╭──
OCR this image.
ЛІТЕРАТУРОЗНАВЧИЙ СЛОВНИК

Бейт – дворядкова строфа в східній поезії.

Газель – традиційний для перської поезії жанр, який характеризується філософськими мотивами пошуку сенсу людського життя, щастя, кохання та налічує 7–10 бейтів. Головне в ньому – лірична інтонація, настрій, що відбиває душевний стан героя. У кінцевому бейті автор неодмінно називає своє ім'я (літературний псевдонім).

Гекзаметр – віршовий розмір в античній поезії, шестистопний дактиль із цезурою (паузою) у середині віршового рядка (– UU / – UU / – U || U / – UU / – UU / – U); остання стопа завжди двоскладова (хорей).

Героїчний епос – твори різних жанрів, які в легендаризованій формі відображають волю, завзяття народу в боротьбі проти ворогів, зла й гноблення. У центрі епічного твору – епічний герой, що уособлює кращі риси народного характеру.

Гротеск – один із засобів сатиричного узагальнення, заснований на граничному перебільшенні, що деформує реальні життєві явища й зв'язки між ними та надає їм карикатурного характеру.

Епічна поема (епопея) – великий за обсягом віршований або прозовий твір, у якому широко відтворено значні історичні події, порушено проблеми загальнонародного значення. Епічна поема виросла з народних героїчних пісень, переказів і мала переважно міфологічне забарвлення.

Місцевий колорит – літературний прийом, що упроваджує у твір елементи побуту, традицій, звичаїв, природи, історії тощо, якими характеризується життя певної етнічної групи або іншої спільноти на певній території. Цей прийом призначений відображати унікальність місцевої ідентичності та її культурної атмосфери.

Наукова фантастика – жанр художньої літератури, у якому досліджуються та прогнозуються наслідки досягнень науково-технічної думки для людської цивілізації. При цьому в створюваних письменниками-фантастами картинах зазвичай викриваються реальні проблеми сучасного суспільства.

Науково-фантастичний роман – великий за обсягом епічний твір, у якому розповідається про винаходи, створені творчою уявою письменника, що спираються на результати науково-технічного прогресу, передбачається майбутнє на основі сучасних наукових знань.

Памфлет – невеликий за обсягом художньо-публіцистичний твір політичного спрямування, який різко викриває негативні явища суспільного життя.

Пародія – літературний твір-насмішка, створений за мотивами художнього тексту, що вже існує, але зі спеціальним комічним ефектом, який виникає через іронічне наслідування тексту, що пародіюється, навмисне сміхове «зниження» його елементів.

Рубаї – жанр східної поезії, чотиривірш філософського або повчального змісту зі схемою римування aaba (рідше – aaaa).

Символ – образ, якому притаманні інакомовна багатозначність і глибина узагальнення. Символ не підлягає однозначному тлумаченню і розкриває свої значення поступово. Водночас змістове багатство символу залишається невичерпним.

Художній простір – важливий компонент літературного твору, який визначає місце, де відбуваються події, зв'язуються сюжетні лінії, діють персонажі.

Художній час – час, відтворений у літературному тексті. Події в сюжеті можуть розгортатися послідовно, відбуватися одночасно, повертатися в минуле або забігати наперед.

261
╰──
* [TASK DESCRIPTION]: Every line above should be printed again exactly as it stands.

* [RESULT BELOW]:
OCR this image.
ЛІТЕРАТУРОЗНАВЧИЙ СЛОВНИК

Бейт – дворядкова строфа в східній поезії.

Газель – традиційний для перської поезії жанр, який характеризується філософськими мотивами пошуку сенсу людського життя, щастя, кохання та налічує 7–10 бейтів. Головне в ньому – лірична інтонація, настрій, що відбиває душевний стан героя. У кінцевому бейті автор неодмінно називає своє ім'я (літературний псевдонім).

Гекзаметр – віршовий розмір в античній поезії, шестистопний дактиль із цезурою (паузою) у середині віршового рядка (– UU / – UU / – U || U / – UU / – UU / – U); остання стопа завжди двоскладова (хорей).

Героїчний епос – твори різних жанрів, які в легендаризованій формі відображають волю, завзяття народу в боротьбі проти ворогів, зла й гноблення. У центрі епічного твору – епічний герой, що уособлює кращі риси народного характеру.

Гротеск – один із засобів сатиричного узагальнення, заснований на граничному перебільшенні, що деформує реальні життєві явища й зв'язки між ними та надає їм карикатурного характеру.

Епічна поема (епопея) – великий за обсягом віршований або прозовий твір, у якому широко відтворено значні історичні події, порушено проблеми загальнонародного значення. Епічна поема виросла з народних героїчних пісень, переказів і мала переважно міфологічне забарвлення.

Місцевий колорит – літературний прийом, що упроваджує у твір елементи побуту, традицій, звичаїв, природи, історії тощо, якими характеризується життя певної етнічної групи або іншої спільноти на певній території. Цей прийом призначений відображати унікальність місцевої ідентичності та її культурної атмосфери.

Наукова фантастика – жанр художньої літератури, у якому досліджуються та прогнозуються наслідки досягнень науково-технічної думки для людської цивілізації. При цьому в створюваних письменниками-фантастами картинах зазвичай викриваються реальні проблеми сучасного суспільства.

Науково-фантастичний роман – великий за обсягом епічний твір, у якому розповідається про винаходи, створені творчою уявою письменника, що спираються на результати науково-технічного прогресу, передбачається майбутнє на основі сучасних наукових знань.

Памфлет – невеликий за обсягом художньо-публіцистичний твір політичного спрямування, який різко викриває негативні явища суспільного життя.

Пародія – літературний твір-насмішка, створений за мотивами художнього тексту, що вже існує, але зі спеціальним комічним ефектом, який виникає через іронічне наслідування тексту, що пародіюється, навмисне сміхове «зниження» його елементів.

Рубаї – жанр східної поезії, чотиривірш філософського або повчального змісту зі схемою римування aaba (рідше – aaaa).

Символ – образ, якому притаманні інакомовна багатозначність і глибина узагальнення. Символ не підлягає однозначному тлумаченню і розкриває свої значення поступово. Водночас змістове багатство символу залишається невичерпним.

Художній простір – важливий компонент літературного твору, який визначає місце, де відбуваються події, зв'язуються сюжетні лінії, діють персонажі.

Художній час – час, відтворений у літературному тексті. Події в сюжеті можуть розгортатися послідовно, відбуватися одночасно, повертатися в минуле або забігати наперед.

261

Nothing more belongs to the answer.